• _Records from a collection_:
□ □ □ □ □

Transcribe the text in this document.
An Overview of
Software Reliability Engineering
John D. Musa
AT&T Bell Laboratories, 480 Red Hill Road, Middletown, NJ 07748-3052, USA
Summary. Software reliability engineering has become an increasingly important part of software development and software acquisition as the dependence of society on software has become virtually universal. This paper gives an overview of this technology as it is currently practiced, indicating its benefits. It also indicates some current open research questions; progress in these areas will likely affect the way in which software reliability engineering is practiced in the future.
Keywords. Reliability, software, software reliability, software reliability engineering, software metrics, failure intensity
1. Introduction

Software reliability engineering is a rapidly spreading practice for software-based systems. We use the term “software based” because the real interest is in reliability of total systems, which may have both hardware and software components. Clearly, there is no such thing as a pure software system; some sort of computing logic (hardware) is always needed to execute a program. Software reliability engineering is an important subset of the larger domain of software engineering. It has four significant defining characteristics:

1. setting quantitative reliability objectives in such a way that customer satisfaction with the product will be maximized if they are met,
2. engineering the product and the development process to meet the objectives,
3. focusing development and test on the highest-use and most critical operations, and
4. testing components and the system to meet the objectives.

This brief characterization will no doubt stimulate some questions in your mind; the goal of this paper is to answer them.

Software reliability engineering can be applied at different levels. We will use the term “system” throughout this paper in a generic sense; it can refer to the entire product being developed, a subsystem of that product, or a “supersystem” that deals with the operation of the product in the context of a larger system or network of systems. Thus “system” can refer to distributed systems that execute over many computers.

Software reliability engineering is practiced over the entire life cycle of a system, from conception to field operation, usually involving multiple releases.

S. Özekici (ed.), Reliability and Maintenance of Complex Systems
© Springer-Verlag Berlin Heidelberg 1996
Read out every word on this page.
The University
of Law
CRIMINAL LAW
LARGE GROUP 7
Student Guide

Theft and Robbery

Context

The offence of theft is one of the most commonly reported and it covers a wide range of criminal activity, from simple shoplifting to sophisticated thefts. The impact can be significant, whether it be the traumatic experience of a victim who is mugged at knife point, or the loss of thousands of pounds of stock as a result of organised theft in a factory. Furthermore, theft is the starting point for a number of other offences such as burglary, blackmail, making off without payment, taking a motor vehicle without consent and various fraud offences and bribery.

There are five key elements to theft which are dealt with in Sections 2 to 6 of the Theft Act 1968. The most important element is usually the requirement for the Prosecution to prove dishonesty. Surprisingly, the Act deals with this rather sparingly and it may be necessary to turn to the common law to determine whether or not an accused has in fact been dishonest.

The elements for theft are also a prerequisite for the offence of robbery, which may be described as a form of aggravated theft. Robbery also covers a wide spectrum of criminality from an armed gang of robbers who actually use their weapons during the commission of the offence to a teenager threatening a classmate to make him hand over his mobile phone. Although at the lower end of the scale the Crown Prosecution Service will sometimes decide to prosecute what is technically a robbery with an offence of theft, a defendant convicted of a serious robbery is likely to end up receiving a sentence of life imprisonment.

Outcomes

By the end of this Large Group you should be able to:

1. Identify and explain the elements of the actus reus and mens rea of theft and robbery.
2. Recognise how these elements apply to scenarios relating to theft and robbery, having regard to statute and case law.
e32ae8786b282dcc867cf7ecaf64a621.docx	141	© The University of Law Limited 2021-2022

□ □ □ □ □

• _WHAT YOU NEED TO DO_:
Each of the records should be retyped exactly.

• _SOLUTION FOR THIS PROBLEM_:
Transcribe the text in this document.
An Overview of
Software Reliability Engineering
John D. Musa
AT&T Bell Laboratories, 480 Red Hill Road, Middletown, NJ 07748-3052, USA
Summary. Software reliability engineering has become an increasingly important part of software development and software acquisition as the dependence of society on software has become virtually universal. This paper gives an overview of this technology as it is currently practiced, indicating its benefits. It also indicates some current open research questions; progress in these areas will likely affect the way in which software reliability engineering is practiced in the future.
Keywords. Reliability, software, software reliability, software reliability engineering, software metrics, failure intensity
1. Introduction

Software reliability engineering is a rapidly spreading practice for software-based systems. We use the term “software based” because the real interest is in reliability of total systems, which may have both hardware and software components. Clearly, there is no such thing as a pure software system; some sort of computing logic (hardware) is always needed to execute a program. Software reliability engineering is an important subset of the larger domain of software engineering. It has four significant defining characteristics:

1. setting quantitative reliability objectives in such a way that customer satisfaction with the product will be maximized if they are met,
2. engineering the product and the development process to meet the objectives,
3. focusing development and test on the highest-use and most critical operations, and
4. testing components and the system to meet the objectives.

This brief characterization will no doubt stimulate some questions in your mind; the goal of this paper is to answer them.

Software reliability engineering can be applied at different levels. We will use the term “system” throughout this paper in a generic sense; it can refer to the entire product being developed, a subsystem of that product, or a “supersystem” that deals with the operation of the product in the context of a larger system or network of systems. Thus “system” can refer to distributed systems that execute over many computers.

Software reliability engineering is practiced over the entire life cycle of a system, from conception to field operation, usually involving multiple releases.

S. Özekici (ed.), Reliability and Maintenance of Complex Systems
© Springer-Verlag Berlin Heidelberg 1996
Read out every word on this page.
The University
of Law
CRIMINAL LAW
LARGE GROUP 7
Student Guide

Theft and Robbery

Context

The offence of theft is one of the most commonly reported and it covers a wide range of criminal activity, from simple shoplifting to sophisticated thefts. The impact can be significant, whether it be the traumatic experience of a victim who is mugged at knife point, or the loss of thousands of pounds of stock as a result of organised theft in a factory. Furthermore, theft is the starting point for a number of other offences such as burglary, blackmail, making off without payment, taking a motor vehicle without consent and various fraud offences and bribery.

There are five key elements to theft which are dealt with in Sections 2 to 6 of the Theft Act 1968. The most important element is usually the requirement for the Prosecution to prove dishonesty. Surprisingly, the Act deals with this rather sparingly and it may be necessary to turn to the common law to determine whether or not an accused has in fact been dishonest.

The elements for theft are also a prerequisite for the offence of robbery, which may be described as a form of aggravated theft. Robbery also covers a wide spectrum of criminality from an armed gang of robbers who actually use their weapons during the commission of the offence to a teenager threatening a classmate to make him hand over his mobile phone. Although at the lower end of the scale the Crown Prosecution Service will sometimes decide to prosecute what is technically a robbery with an offence of theft, a defendant convicted of a serious robbery is likely to end up receiving a sentence of life imprisonment.

Outcomes

By the end of this Large Group you should be able to:

1. Identify and explain the elements of the actus reus and mens rea of theft and robbery.
2. Recognise how these elements apply to scenarios relating to theft and robbery, having regard to statute and case law.
e32ae8786b282dcc867cf7ecaf64a621.docx	141	© The University of Law Limited 2021-2022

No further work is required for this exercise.